STATED GOAL: Quote the records that follow in full, leaving the pictures out.

START

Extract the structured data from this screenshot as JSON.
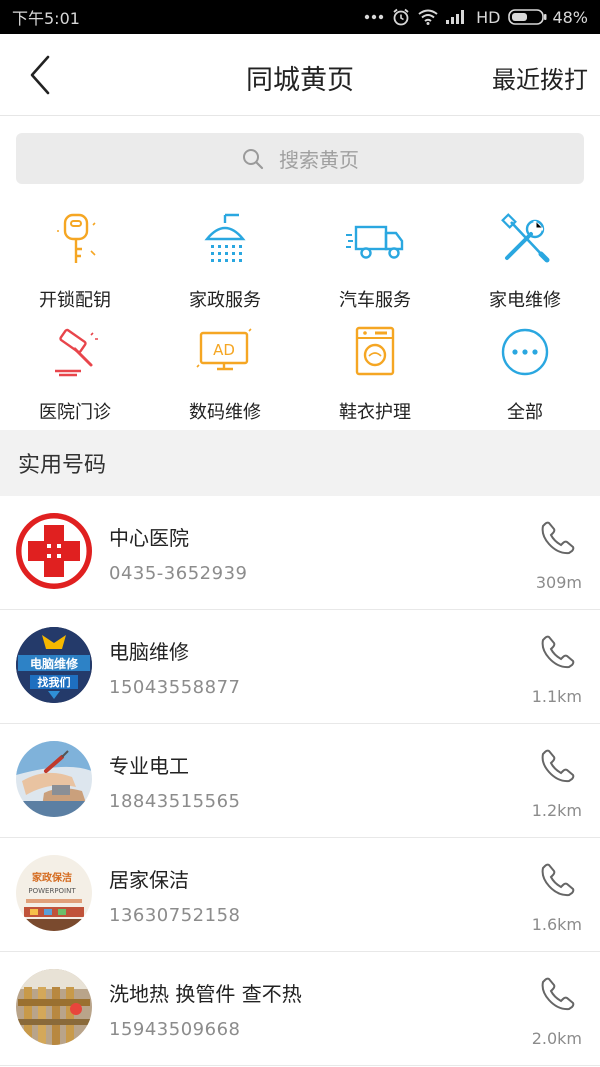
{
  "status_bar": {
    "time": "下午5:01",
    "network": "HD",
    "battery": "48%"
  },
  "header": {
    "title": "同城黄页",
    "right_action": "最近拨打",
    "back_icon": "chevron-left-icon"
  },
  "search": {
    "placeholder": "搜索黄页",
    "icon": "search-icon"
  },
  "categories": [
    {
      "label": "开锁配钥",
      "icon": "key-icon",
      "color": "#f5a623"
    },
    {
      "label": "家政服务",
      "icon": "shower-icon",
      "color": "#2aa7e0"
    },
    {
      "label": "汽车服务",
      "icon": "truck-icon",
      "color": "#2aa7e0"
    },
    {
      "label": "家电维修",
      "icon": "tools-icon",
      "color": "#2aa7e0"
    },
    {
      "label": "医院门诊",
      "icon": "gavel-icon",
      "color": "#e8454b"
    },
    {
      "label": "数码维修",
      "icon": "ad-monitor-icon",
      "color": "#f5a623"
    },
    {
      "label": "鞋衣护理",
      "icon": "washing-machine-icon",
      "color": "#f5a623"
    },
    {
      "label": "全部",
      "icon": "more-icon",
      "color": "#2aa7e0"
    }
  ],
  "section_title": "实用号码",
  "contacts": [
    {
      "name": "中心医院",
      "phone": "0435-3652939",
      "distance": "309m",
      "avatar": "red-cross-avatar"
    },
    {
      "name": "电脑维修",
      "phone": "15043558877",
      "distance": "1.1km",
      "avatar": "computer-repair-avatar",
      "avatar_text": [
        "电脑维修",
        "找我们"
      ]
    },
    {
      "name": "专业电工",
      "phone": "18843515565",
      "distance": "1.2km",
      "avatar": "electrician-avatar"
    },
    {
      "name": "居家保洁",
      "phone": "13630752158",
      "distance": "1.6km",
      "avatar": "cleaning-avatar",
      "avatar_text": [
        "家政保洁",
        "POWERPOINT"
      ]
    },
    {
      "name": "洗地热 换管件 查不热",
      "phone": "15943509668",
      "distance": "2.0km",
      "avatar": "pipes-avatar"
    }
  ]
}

END

ANSWER FOR THE TASK:
Extract the structured data from this screenshot as JSON.
{
  "status_bar": {
    "time": "下午5:01",
    "network": "HD",
    "battery": "48%"
  },
  "header": {
    "title": "同城黄页",
    "right_action": "最近拨打",
    "back_icon": "chevron-left-icon"
  },
  "search": {
    "placeholder": "搜索黄页",
    "icon": "search-icon"
  },
  "categories": [
    {
      "label": "开锁配钥",
      "icon": "key-icon",
      "color": "#f5a623"
    },
    {
      "label": "家政服务",
      "icon": "shower-icon",
      "color": "#2aa7e0"
    },
    {
      "label": "汽车服务",
      "icon": "truck-icon",
      "color": "#2aa7e0"
    },
    {
      "label": "家电维修",
      "icon": "tools-icon",
      "color": "#2aa7e0"
    },
    {
      "label": "医院门诊",
      "icon": "gavel-icon",
      "color": "#e8454b"
    },
    {
      "label": "数码维修",
      "icon": "ad-monitor-icon",
      "color": "#f5a623"
    },
    {
      "label": "鞋衣护理",
      "icon": "washing-machine-icon",
      "color": "#f5a623"
    },
    {
      "label": "全部",
      "icon": "more-icon",
      "color": "#2aa7e0"
    }
  ],
  "section_title": "实用号码",
  "contacts": [
    {
      "name": "中心医院",
      "phone": "0435-3652939",
      "distance": "309m",
      "avatar": "red-cross-avatar"
    },
    {
      "name": "电脑维修",
      "phone": "15043558877",
      "distance": "1.1km",
      "avatar": "computer-repair-avatar",
      "avatar_text": [
        "电脑维修",
        "找我们"
      ]
    },
    {
      "name": "专业电工",
      "phone": "18843515565",
      "distance": "1.2km",
      "avatar": "electrician-avatar"
    },
    {
      "name": "居家保洁",
      "phone": "13630752158",
      "distance": "1.6km",
      "avatar": "cleaning-avatar",
      "avatar_text": [
        "家政保洁",
        "POWERPOINT"
      ]
    },
    {
      "name": "洗地热 换管件 查不热",
      "phone": "15943509668",
      "distance": "2.0km",
      "avatar": "pipes-avatar"
    }
  ]
}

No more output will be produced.